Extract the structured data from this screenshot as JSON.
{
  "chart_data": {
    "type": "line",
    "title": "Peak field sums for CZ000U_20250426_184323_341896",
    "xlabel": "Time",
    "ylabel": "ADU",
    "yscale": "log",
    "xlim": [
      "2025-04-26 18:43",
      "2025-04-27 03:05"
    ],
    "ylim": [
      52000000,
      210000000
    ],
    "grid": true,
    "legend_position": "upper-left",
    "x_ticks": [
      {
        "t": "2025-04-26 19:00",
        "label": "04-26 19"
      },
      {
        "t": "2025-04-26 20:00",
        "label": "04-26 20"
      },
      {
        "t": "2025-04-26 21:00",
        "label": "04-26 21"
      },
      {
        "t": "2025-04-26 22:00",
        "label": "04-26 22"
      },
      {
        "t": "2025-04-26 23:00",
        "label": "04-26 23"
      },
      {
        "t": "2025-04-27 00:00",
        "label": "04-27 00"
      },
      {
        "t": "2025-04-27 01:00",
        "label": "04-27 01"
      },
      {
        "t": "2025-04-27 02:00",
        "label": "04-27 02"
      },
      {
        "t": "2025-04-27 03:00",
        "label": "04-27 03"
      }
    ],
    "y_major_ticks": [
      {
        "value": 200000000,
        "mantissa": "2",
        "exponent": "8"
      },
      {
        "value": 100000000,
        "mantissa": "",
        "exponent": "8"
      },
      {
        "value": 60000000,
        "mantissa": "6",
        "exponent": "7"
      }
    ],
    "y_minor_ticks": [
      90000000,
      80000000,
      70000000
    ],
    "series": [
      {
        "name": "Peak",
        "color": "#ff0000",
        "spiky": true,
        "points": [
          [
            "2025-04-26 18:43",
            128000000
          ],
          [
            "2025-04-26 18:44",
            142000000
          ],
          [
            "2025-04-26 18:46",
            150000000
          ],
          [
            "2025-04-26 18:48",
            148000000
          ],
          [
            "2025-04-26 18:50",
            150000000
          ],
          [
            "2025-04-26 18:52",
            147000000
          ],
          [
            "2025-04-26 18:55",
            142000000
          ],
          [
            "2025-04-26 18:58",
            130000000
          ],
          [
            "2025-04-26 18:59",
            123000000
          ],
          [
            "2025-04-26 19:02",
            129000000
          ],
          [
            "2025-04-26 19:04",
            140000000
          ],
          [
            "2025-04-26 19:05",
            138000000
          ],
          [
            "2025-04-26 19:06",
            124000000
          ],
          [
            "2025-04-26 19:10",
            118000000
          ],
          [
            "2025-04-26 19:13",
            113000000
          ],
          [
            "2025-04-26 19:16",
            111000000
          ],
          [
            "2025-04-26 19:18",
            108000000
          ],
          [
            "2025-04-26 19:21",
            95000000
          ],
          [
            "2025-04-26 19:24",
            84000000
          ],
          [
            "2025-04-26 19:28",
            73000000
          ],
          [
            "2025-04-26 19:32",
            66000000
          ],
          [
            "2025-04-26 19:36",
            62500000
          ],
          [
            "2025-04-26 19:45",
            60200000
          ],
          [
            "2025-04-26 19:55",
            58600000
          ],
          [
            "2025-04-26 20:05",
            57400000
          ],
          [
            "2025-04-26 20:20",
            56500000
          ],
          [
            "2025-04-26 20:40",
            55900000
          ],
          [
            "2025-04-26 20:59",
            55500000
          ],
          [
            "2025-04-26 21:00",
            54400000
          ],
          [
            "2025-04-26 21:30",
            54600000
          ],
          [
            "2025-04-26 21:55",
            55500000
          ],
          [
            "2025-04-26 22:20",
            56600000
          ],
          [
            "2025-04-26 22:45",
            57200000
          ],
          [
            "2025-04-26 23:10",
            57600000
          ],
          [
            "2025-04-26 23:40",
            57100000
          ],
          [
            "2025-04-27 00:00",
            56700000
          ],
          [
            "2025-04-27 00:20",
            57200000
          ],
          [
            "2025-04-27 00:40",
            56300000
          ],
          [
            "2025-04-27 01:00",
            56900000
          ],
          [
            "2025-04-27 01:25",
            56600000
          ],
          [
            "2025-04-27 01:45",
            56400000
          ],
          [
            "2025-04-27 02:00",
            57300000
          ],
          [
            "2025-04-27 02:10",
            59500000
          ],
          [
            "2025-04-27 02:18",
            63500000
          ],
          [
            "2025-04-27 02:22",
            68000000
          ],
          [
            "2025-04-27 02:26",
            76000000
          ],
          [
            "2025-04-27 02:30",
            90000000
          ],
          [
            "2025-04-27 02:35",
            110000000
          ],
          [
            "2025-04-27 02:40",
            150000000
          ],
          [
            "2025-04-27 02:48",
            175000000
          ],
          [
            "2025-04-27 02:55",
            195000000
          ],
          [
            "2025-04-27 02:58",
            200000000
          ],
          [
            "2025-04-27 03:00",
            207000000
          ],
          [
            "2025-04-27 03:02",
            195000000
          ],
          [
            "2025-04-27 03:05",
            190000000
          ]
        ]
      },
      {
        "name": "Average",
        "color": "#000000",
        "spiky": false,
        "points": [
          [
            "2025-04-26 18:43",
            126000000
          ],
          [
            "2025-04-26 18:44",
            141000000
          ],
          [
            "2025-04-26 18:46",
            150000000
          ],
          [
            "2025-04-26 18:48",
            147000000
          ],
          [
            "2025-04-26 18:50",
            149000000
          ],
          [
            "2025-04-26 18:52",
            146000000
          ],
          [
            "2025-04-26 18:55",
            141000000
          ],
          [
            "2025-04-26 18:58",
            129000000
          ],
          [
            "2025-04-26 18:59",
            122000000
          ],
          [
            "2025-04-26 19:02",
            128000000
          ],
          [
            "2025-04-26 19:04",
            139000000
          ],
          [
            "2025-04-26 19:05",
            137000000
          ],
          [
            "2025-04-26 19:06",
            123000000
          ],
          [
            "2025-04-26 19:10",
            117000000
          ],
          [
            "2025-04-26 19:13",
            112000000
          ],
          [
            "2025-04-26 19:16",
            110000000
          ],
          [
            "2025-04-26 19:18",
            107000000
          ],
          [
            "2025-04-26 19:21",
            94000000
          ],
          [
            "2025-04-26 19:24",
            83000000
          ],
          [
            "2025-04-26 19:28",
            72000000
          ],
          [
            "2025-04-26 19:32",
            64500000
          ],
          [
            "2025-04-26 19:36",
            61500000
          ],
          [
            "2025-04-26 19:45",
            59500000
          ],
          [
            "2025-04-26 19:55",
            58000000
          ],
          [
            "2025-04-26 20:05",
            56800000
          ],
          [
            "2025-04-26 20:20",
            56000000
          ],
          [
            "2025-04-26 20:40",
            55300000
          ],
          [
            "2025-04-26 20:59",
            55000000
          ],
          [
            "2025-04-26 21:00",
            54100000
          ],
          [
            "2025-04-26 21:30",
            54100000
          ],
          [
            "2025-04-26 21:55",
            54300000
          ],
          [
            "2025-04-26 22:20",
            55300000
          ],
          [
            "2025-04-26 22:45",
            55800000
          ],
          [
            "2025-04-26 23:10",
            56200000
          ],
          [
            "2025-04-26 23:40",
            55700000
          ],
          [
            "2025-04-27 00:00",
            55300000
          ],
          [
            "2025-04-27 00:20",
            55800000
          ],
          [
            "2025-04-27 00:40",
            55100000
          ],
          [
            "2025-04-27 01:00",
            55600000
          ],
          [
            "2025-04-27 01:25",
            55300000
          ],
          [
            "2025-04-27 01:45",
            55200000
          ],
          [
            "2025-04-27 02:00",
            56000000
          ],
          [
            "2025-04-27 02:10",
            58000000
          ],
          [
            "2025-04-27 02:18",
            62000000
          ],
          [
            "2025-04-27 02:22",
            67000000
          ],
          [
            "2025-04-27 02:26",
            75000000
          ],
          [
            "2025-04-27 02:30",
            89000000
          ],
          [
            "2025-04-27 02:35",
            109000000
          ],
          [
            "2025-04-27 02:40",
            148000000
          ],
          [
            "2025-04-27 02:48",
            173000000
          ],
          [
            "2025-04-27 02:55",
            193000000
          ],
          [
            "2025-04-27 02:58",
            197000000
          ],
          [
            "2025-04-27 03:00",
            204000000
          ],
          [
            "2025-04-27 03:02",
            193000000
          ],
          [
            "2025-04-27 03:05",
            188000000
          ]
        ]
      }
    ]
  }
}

+ + + + + + +

Find the lines with the string "value" and reproduce them.

        "value": 200000000,
        "value": 100000000,
        "value": 60000000,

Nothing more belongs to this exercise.